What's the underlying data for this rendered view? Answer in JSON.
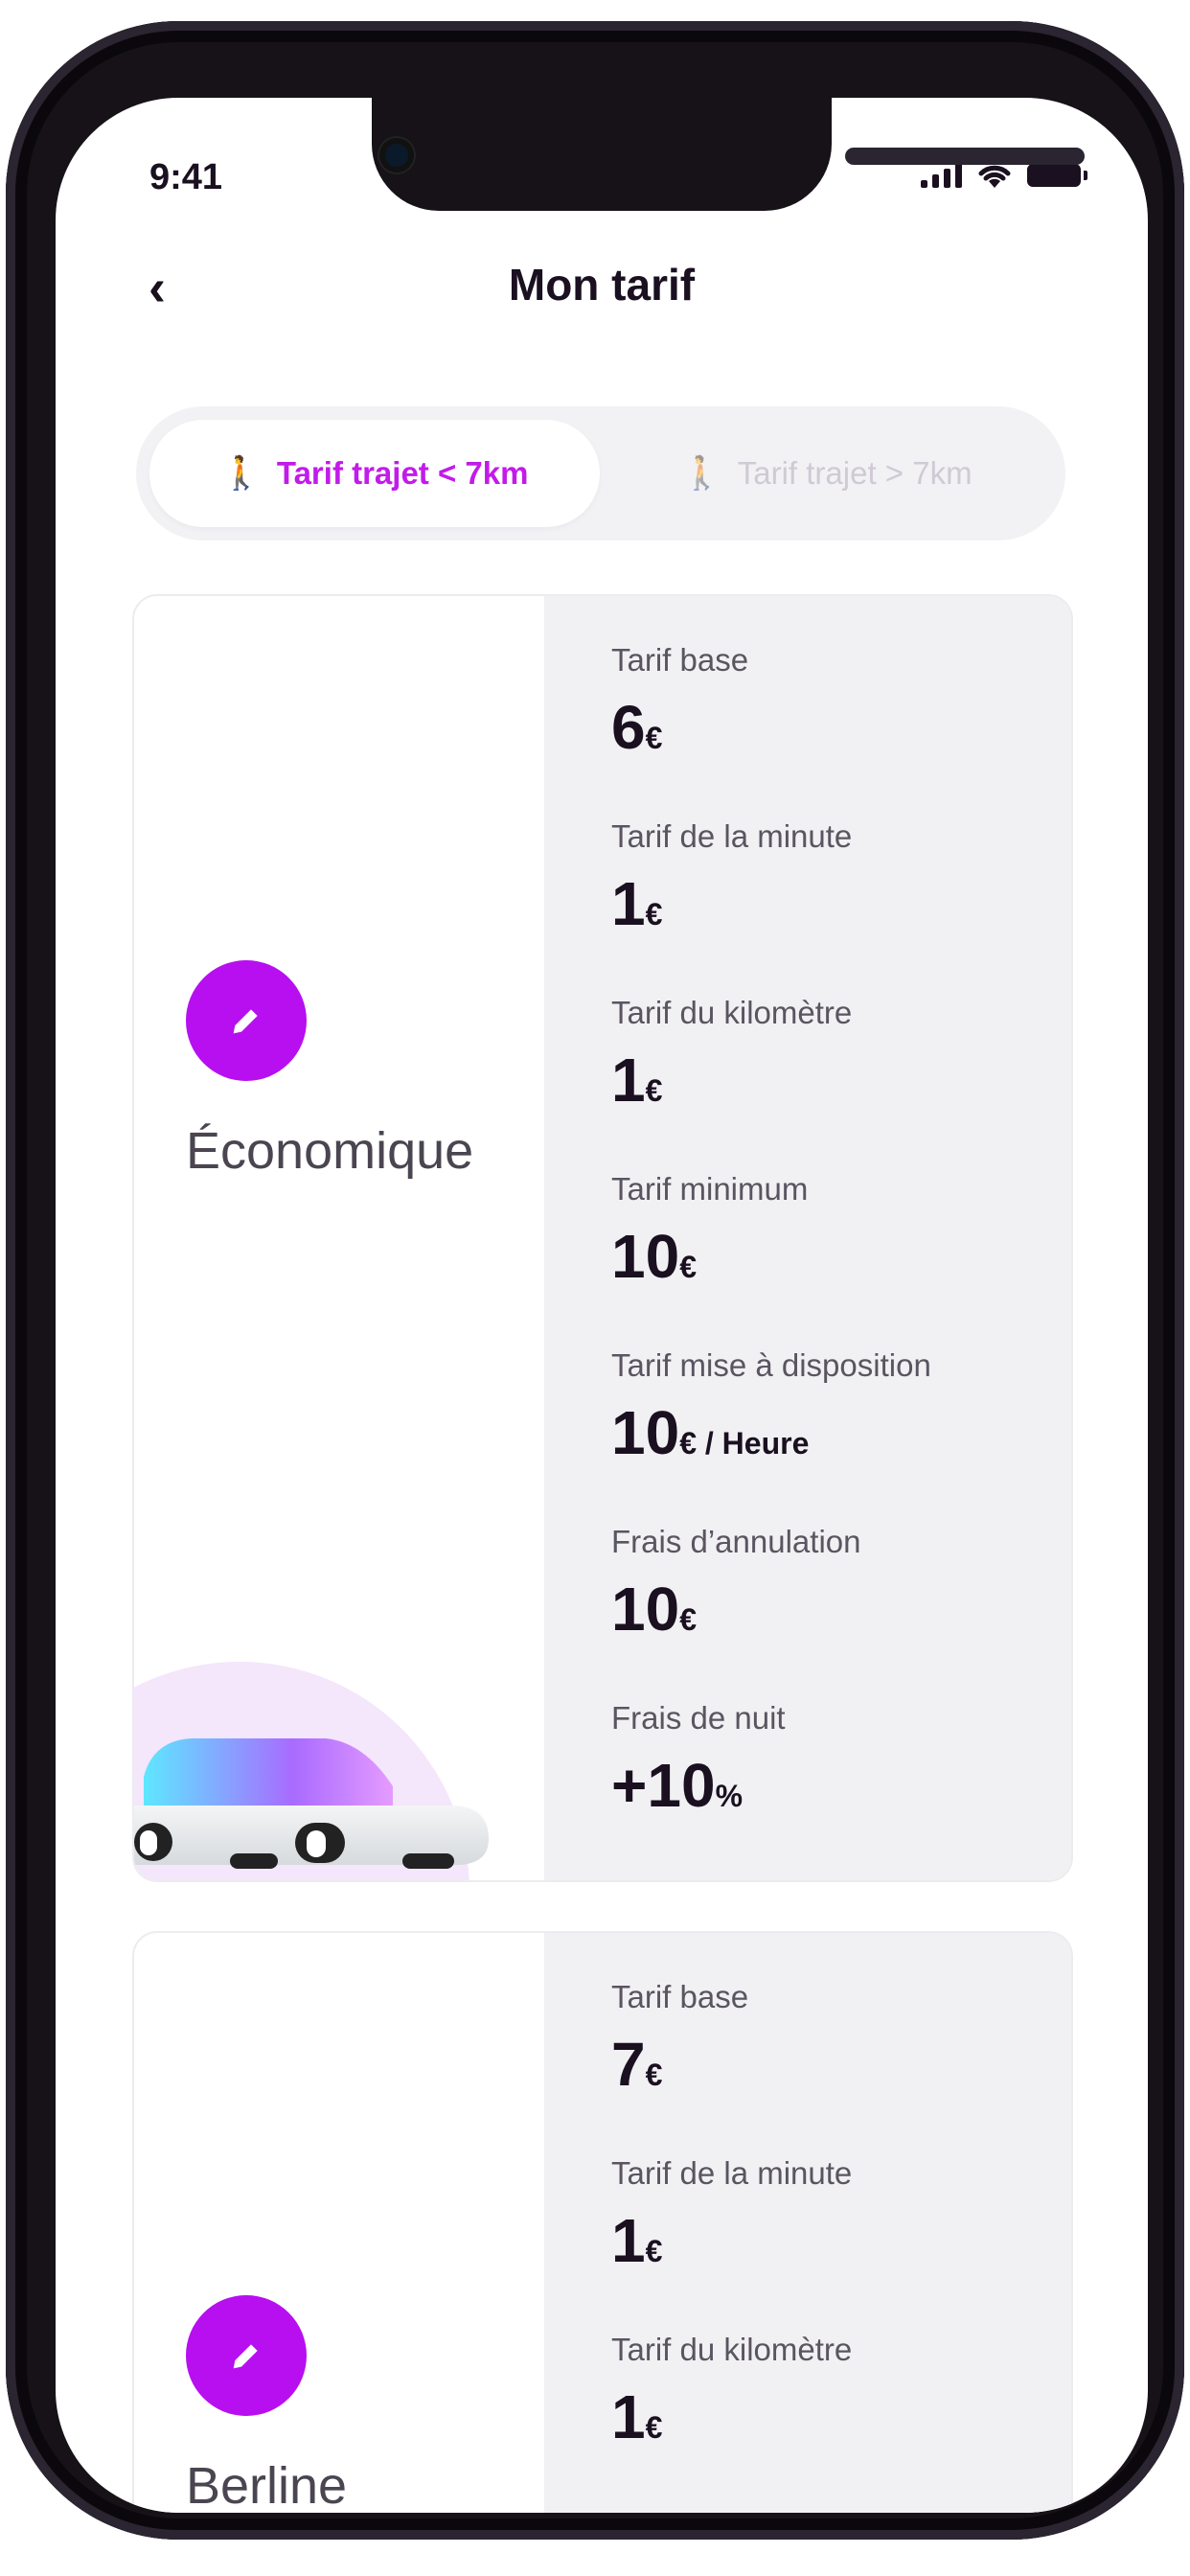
{
  "status_bar": {
    "time": "9:41"
  },
  "header": {
    "title": "Mon tarif"
  },
  "tabs": [
    {
      "label": "Tarif trajet < 7km"
    },
    {
      "label": "Tarif trajet > 7km"
    }
  ],
  "cards": [
    {
      "vehicle": "Économique",
      "rates": [
        {
          "label": "Tarif base",
          "value": "6",
          "unit": "€",
          "suffix": ""
        },
        {
          "label": "Tarif de la minute",
          "value": "1",
          "unit": "€",
          "suffix": ""
        },
        {
          "label": "Tarif du kilomètre",
          "value": "1",
          "unit": "€",
          "suffix": ""
        },
        {
          "label": "Tarif minimum",
          "value": "10",
          "unit": "€",
          "suffix": ""
        },
        {
          "label": "Tarif mise à disposition",
          "value": "10",
          "unit": "€",
          "suffix": " / Heure"
        },
        {
          "label": "Frais d’annulation",
          "value": "10",
          "unit": "€",
          "suffix": ""
        },
        {
          "label": "Frais de nuit",
          "value": "+10",
          "unit": "%",
          "suffix": ""
        }
      ]
    },
    {
      "vehicle": "Berline",
      "rates": [
        {
          "label": "Tarif base",
          "value": "7",
          "unit": "€",
          "suffix": ""
        },
        {
          "label": "Tarif de la minute",
          "value": "1",
          "unit": "€",
          "suffix": ""
        },
        {
          "label": "Tarif du kilomètre",
          "value": "1",
          "unit": "€",
          "suffix": ""
        }
      ]
    }
  ],
  "colors": {
    "accent": "#c21bea",
    "edit_button": "#b70ff0",
    "card_panel": "#f1f1f4",
    "text_dark": "#1a1020"
  },
  "icons": [
    "chevron-left-icon",
    "walking-person-icon",
    "pencil-icon",
    "signal-icon",
    "wifi-icon",
    "battery-icon"
  ]
}
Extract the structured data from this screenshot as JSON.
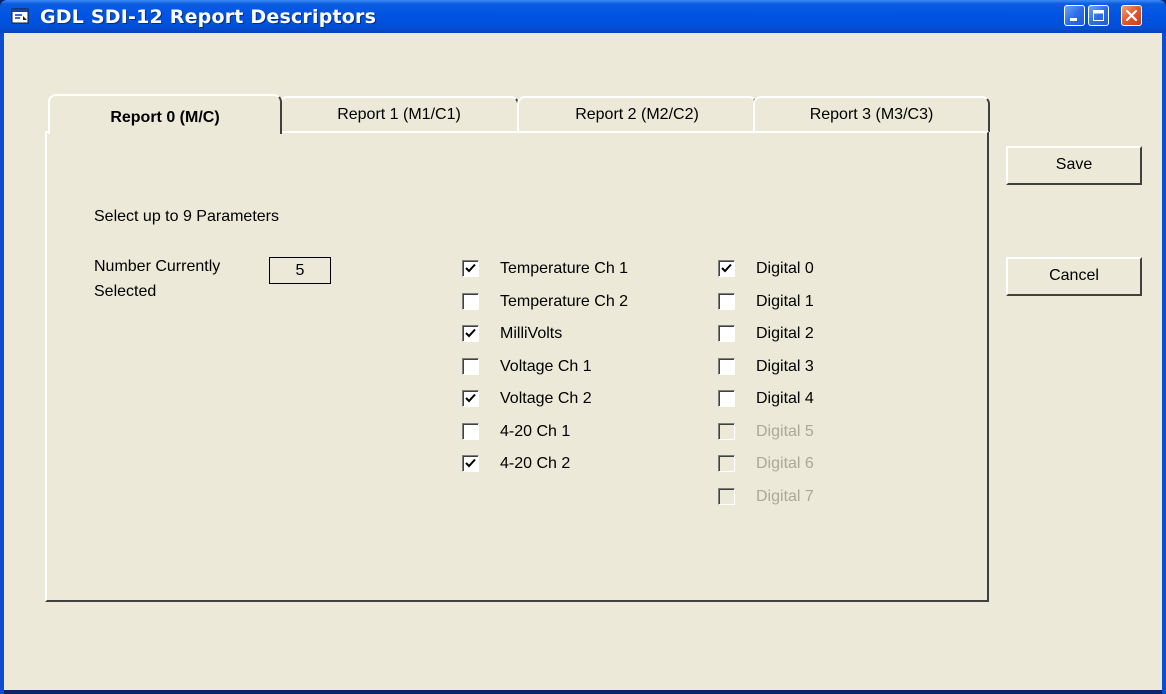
{
  "window": {
    "title": "GDL SDI-12 Report Descriptors"
  },
  "tabs": [
    {
      "label": "Report 0 (M/C)",
      "active": true
    },
    {
      "label": "Report 1 (M1/C1)",
      "active": false
    },
    {
      "label": "Report 2 (M2/C2)",
      "active": false
    },
    {
      "label": "Report 3 (M3/C3)",
      "active": false
    }
  ],
  "panel": {
    "select_hint": "Select up to 9 Parameters",
    "count_label_line1": "Number Currently",
    "count_label_line2": "Selected",
    "count_value": "5"
  },
  "parameters_left": [
    {
      "label": "Temperature Ch 1",
      "checked": true,
      "enabled": true
    },
    {
      "label": "Temperature Ch 2",
      "checked": false,
      "enabled": true
    },
    {
      "label": "MilliVolts",
      "checked": true,
      "enabled": true
    },
    {
      "label": "Voltage Ch 1",
      "checked": false,
      "enabled": true
    },
    {
      "label": "Voltage Ch 2",
      "checked": true,
      "enabled": true
    },
    {
      "label": "4-20 Ch 1",
      "checked": false,
      "enabled": true
    },
    {
      "label": "4-20 Ch 2",
      "checked": true,
      "enabled": true
    }
  ],
  "parameters_right": [
    {
      "label": "Digital 0",
      "checked": true,
      "enabled": true
    },
    {
      "label": "Digital 1",
      "checked": false,
      "enabled": true
    },
    {
      "label": "Digital 2",
      "checked": false,
      "enabled": true
    },
    {
      "label": "Digital 3",
      "checked": false,
      "enabled": true
    },
    {
      "label": "Digital 4",
      "checked": false,
      "enabled": true
    },
    {
      "label": "Digital 5",
      "checked": false,
      "enabled": false
    },
    {
      "label": "Digital 6",
      "checked": false,
      "enabled": false
    },
    {
      "label": "Digital 7",
      "checked": false,
      "enabled": false
    }
  ],
  "buttons": {
    "save_label": "Save",
    "cancel_label": "Cancel"
  },
  "colors": {
    "titlebar": "#0054e3",
    "face": "#ece9d8",
    "disabled_text": "#aca899"
  },
  "icons": {
    "app": "window-app-icon",
    "minimize": "minimize-icon",
    "maximize": "maximize-icon",
    "close": "close-icon"
  }
}
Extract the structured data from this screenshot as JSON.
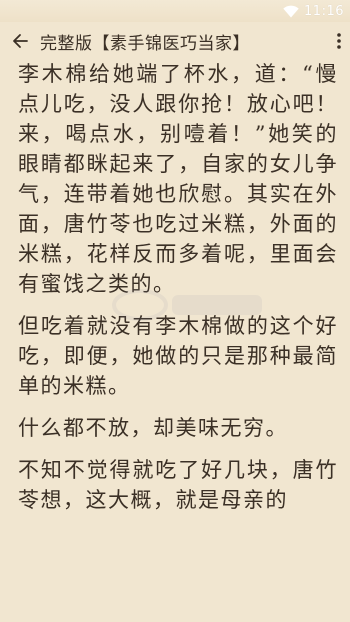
{
  "status_bar": {
    "time": "11:16",
    "wifi_icon": "wifi-icon"
  },
  "toolbar": {
    "back_icon": "arrow-left-icon",
    "title": "完整版【素手锦医巧当家】",
    "more_icon": "more-vertical-icon"
  },
  "content": {
    "paragraphs": [
      "李木棉给她端了杯水，道：“慢点儿吃，没人跟你抢！放心吧！来，喝点水，别噎着！”她笑的眼睛都眯起来了，自家的女儿争气，连带着她也欣慰。其实在外面，唐竹苓也吃过米糕，外面的米糕，花样反而多着呢，里面会有蜜饯之类的。",
      "但吃着就没有李木棉做的这个好吃，即便，她做的只是那种最简单的米糕。",
      "什么都不放，却美味无穷。",
      "不知不觉得就吃了好几块，唐竹苓想，这大概，就是母亲的"
    ]
  },
  "colors": {
    "background": "#f1e6d0",
    "text": "#3b3026",
    "status_text": "#ffffff"
  }
}
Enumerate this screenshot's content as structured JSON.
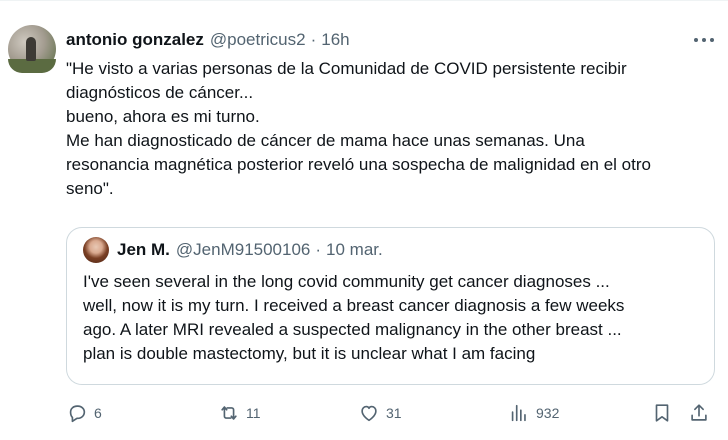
{
  "tweet": {
    "author_name": "antonio gonzalez",
    "author_handle": "@poetricus2",
    "separator": "·",
    "time": "16h",
    "text_lines": [
      "\"He visto a varias personas de la Comunidad de COVID persistente recibir",
      "diagnósticos de cáncer...",
      "bueno, ahora es mi turno.",
      "Me han diagnosticado de cáncer de mama hace unas semanas. Una",
      "resonancia magnética posterior reveló una sospecha de malignidad en el otro",
      "seno\"."
    ]
  },
  "quoted_tweet": {
    "author_name": "Jen M.",
    "author_handle": "@JenM91500106",
    "separator": "·",
    "date": "10 mar.",
    "text_lines": [
      "I've seen several in the long covid community get cancer diagnoses ...",
      "well, now it is my turn.  I received a breast cancer diagnosis a few weeks",
      "ago.  A later MRI revealed a suspected malignancy in the other breast ...",
      "plan is double mastectomy, but it is unclear what I am facing"
    ]
  },
  "actions": {
    "replies": {
      "icon": "reply-icon",
      "count": "6"
    },
    "retweets": {
      "icon": "retweet-icon",
      "count": "11"
    },
    "likes": {
      "icon": "heart-icon",
      "count": "31"
    },
    "views": {
      "icon": "views-icon",
      "count": "932"
    },
    "bookmark": {
      "icon": "bookmark-icon"
    },
    "share": {
      "icon": "share-icon"
    }
  },
  "colors": {
    "text_primary": "#0f1419",
    "text_secondary": "#536471",
    "border": "#cfd9de"
  }
}
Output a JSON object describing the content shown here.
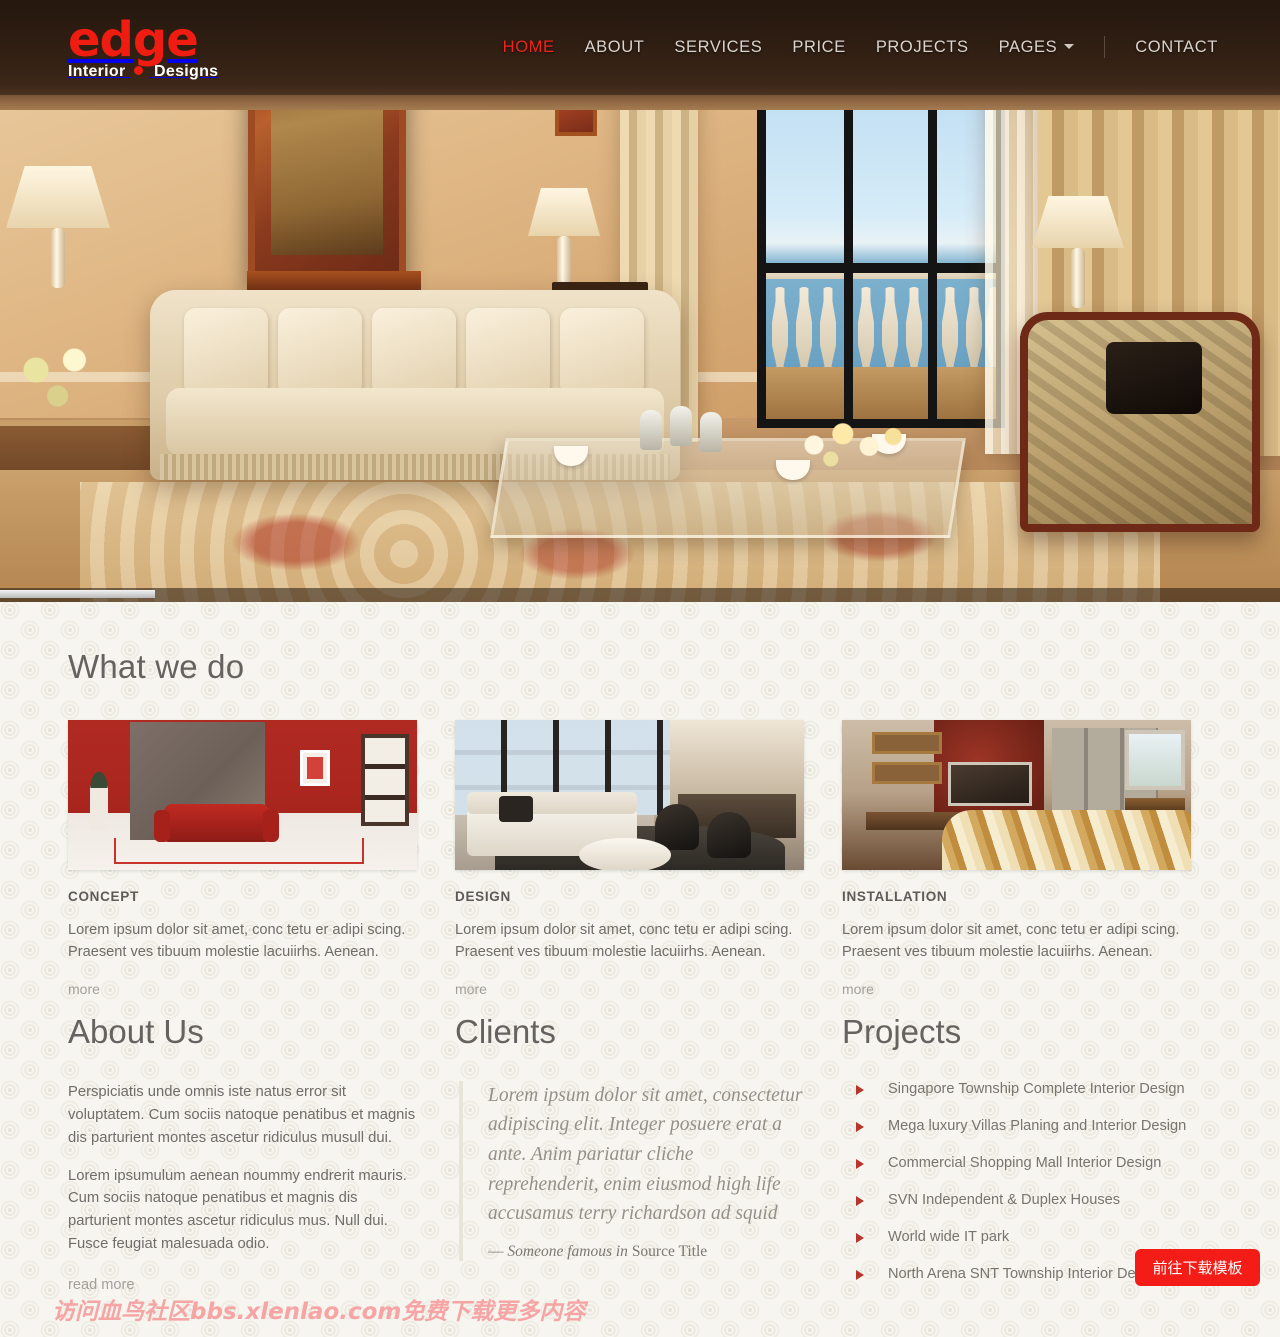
{
  "brand": {
    "name": "edge",
    "tagline_left": "Interior",
    "tagline_right": "Designs"
  },
  "nav": {
    "items": [
      {
        "label": "HOME",
        "active": true,
        "caret": false
      },
      {
        "label": "ABOUT",
        "active": false,
        "caret": false
      },
      {
        "label": "SERVICES",
        "active": false,
        "caret": false
      },
      {
        "label": "PRICE",
        "active": false,
        "caret": false
      },
      {
        "label": "PROJECTS",
        "active": false,
        "caret": false
      },
      {
        "label": "PAGES",
        "active": false,
        "caret": true
      },
      {
        "label": "CONTACT",
        "active": false,
        "caret": false
      }
    ]
  },
  "hero": {
    "alt": "luxury living room interior with sea view balcony",
    "progress_percent": 12
  },
  "services_section": {
    "heading": "What we do",
    "cards": [
      {
        "title": "CONCEPT",
        "body": "Lorem ipsum dolor sit amet, conc tetu er adipi scing. Praesent ves tibuum molestie lacuiirhs. Aenean.",
        "more": "more",
        "image_alt": "red living room with red sofa"
      },
      {
        "title": "DESIGN",
        "body": "Lorem ipsum dolor sit amet, conc tetu er adipi scing. Praesent ves tibuum molestie lacuiirhs. Aenean.",
        "more": "more",
        "image_alt": "modern living room with white sofa and large windows"
      },
      {
        "title": "INSTALLATION",
        "body": "Lorem ipsum dolor sit amet, conc tetu er adipi scing. Praesent ves tibuum molestie lacuiirhs. Aenean.",
        "more": "more",
        "image_alt": "bedroom with wall mounted tv and striped bedspread"
      }
    ]
  },
  "about": {
    "heading": "About Us",
    "paragraph1": "Perspiciatis unde omnis iste natus error sit voluptatem. Cum sociis natoque penatibus et magnis dis parturient montes ascetur ridiculus musull dui.",
    "paragraph2": "Lorem ipsumulum aenean noummy endrerit mauris. Cum sociis natoque penatibus et magnis dis parturient montes ascetur ridiculus mus. Null dui. Fusce feugiat malesuada odio.",
    "read_more": "read more"
  },
  "clients": {
    "heading": "Clients",
    "quote": "Lorem ipsum dolor sit amet, consectetur adipiscing elit. Integer posuere erat a ante. Anim pariatur cliche reprehenderit, enim eiusmod high life accusamus terry richardson ad squid",
    "attribution_dash": "— ",
    "attribution_name": "Someone famous",
    "attribution_in": " in ",
    "attribution_source": "Source Title"
  },
  "projects": {
    "heading": "Projects",
    "items": [
      "Singapore Township Complete Interior Design",
      "Mega luxury Villas Planing and Interior Design",
      "Commercial Shopping Mall Interior Design",
      "SVN Independent & Duplex Houses",
      "World wide IT park",
      "North Arena SNT Township Interior Design"
    ]
  },
  "overlay": {
    "watermark": "访问血鸟社区bbs.xlenlao.com免费下载更多内容",
    "download_button": "前往下载模板"
  },
  "colors": {
    "brand_red": "#ee1c11",
    "nav_active": "#f0241b",
    "bullet_red": "#b8352c",
    "heading_gray": "#666260",
    "body_gray": "#6f6c69",
    "page_bg": "#f6f5ef",
    "button_red": "#f41c16",
    "watermark_pink": "#f6a4a4"
  }
}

━━━━━━━━━━━━━━━━

= WHAT TO DO =
Identify each line holding the string "cancer", and copy it out.

= RESPONSE TO THE TASK =
      "I've seen several in the long covid community get cancer diagnoses ...",
      "well, now it is my turn.  I received a breast cancer diagnosis a few weeks",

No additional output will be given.